EXERCISE REQUIREMENTS -> Identify each line below containing the string "populi" and copy it.
____
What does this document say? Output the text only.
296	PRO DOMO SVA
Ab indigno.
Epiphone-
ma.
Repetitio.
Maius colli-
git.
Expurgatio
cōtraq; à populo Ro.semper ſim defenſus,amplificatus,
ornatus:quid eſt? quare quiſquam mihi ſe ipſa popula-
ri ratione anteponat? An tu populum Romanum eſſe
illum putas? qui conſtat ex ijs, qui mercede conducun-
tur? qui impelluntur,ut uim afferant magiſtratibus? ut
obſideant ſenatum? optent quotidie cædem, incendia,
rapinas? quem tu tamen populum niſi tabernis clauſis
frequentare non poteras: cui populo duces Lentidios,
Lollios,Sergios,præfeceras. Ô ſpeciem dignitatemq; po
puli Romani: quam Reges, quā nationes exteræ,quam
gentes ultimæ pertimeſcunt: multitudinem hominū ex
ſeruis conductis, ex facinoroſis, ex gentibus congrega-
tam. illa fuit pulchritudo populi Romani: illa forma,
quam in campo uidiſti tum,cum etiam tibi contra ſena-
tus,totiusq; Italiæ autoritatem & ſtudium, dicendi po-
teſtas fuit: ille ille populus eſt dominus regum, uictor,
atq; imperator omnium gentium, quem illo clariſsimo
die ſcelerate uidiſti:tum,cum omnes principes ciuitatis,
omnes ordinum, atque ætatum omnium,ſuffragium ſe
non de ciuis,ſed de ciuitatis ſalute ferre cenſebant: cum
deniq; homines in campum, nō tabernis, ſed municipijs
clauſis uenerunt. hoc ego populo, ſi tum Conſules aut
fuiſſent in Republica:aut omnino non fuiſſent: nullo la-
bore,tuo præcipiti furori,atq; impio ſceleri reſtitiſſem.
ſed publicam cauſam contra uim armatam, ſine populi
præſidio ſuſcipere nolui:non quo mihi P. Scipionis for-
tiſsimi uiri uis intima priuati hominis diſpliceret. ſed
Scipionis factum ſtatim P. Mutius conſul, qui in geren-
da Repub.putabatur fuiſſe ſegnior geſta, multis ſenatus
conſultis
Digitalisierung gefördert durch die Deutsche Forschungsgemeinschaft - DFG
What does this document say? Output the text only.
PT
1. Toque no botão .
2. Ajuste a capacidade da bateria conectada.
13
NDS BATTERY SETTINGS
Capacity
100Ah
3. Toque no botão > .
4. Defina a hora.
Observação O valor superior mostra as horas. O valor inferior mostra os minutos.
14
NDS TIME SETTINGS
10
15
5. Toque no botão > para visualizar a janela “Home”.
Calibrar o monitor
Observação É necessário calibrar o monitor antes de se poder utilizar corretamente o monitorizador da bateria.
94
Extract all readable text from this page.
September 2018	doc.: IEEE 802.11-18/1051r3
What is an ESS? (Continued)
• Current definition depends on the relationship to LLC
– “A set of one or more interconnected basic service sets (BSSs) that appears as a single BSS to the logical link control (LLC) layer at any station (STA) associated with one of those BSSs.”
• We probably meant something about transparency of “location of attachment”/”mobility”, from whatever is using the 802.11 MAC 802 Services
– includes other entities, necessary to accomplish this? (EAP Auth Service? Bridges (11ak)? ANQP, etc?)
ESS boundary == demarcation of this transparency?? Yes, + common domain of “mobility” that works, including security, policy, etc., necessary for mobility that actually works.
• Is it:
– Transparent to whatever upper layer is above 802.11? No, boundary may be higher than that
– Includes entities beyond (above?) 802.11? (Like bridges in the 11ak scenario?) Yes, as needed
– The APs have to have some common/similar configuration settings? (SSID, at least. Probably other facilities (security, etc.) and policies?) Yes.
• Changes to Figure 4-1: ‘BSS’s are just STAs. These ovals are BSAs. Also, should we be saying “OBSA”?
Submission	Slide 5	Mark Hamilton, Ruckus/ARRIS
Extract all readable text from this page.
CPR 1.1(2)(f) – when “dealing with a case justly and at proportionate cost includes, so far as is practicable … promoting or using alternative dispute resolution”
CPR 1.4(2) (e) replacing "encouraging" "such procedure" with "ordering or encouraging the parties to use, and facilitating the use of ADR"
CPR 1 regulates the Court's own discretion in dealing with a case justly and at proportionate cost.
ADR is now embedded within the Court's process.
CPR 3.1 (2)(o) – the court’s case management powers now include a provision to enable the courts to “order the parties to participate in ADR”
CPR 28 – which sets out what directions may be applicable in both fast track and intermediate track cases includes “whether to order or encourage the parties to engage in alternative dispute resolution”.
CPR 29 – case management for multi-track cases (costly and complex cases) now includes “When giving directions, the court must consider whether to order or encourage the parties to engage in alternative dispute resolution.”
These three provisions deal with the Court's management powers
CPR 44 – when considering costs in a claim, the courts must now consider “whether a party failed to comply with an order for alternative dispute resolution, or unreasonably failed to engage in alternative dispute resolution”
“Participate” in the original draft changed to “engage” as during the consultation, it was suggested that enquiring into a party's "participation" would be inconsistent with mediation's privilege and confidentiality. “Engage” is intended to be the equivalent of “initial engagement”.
____
EXPECTED OUTPUT ->
tam. illa fuit pulchritudo populi Romani: illa forma,
ſed publicam cauſam contra uim armatam, ſine populi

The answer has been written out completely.